» **Do this**: Check every line below for the word "name" and give only the number of lines where it appears.

━━ Records supplied

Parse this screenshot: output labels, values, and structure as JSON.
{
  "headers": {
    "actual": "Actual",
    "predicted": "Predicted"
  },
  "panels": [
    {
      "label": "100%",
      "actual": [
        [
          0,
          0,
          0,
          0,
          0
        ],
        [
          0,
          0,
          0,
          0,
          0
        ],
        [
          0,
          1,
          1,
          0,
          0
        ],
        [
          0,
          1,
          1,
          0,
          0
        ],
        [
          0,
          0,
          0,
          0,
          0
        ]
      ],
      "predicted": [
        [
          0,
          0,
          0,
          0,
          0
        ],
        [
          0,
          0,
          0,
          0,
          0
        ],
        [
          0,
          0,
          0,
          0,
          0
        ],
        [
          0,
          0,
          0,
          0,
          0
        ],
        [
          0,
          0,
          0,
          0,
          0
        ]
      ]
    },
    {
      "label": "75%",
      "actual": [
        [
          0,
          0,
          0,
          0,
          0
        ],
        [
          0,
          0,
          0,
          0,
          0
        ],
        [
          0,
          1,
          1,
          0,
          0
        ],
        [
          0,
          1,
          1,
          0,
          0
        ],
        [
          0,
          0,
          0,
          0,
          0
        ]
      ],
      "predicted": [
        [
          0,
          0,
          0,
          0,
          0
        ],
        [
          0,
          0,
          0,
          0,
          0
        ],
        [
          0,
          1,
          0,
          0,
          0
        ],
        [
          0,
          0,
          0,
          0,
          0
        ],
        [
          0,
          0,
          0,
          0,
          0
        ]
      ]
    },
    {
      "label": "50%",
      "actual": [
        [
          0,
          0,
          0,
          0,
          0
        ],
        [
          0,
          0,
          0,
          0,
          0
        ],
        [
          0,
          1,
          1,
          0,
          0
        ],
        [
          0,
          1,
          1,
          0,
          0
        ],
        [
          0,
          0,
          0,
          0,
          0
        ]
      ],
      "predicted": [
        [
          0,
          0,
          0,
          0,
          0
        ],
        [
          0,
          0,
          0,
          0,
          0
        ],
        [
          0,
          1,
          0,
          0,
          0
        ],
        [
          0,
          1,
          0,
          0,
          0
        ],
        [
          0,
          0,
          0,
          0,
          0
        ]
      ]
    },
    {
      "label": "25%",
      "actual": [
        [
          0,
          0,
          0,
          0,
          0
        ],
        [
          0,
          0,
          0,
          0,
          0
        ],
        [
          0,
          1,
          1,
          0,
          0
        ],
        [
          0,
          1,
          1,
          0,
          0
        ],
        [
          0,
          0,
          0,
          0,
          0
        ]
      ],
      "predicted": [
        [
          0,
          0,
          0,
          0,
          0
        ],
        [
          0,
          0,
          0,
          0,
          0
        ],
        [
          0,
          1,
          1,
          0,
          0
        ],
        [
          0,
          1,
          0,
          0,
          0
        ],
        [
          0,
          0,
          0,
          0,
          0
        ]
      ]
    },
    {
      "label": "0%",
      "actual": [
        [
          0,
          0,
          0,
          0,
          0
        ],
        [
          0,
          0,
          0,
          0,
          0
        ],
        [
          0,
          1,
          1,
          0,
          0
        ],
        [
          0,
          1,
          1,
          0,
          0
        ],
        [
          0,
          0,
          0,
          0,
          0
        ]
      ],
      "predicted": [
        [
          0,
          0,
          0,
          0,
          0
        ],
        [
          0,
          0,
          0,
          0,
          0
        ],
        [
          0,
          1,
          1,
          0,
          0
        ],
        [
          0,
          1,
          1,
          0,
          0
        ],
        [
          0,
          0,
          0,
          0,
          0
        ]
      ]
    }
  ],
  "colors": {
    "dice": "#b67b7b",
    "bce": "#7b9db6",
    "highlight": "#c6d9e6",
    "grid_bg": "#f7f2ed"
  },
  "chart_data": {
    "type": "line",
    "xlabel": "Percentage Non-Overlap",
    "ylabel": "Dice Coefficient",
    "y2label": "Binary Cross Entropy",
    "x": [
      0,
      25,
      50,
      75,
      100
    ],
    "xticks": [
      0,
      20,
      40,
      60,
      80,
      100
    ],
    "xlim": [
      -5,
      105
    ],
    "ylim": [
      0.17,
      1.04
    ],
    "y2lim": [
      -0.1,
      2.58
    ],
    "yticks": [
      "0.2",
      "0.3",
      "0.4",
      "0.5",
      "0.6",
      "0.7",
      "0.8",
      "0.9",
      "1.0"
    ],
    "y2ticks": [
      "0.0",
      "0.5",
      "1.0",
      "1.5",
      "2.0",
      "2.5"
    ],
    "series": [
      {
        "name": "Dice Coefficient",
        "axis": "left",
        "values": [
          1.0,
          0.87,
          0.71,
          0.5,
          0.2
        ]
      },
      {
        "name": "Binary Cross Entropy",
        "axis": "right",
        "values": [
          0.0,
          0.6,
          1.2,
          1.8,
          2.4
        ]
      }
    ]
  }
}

━━━━

» **Final answer**: 2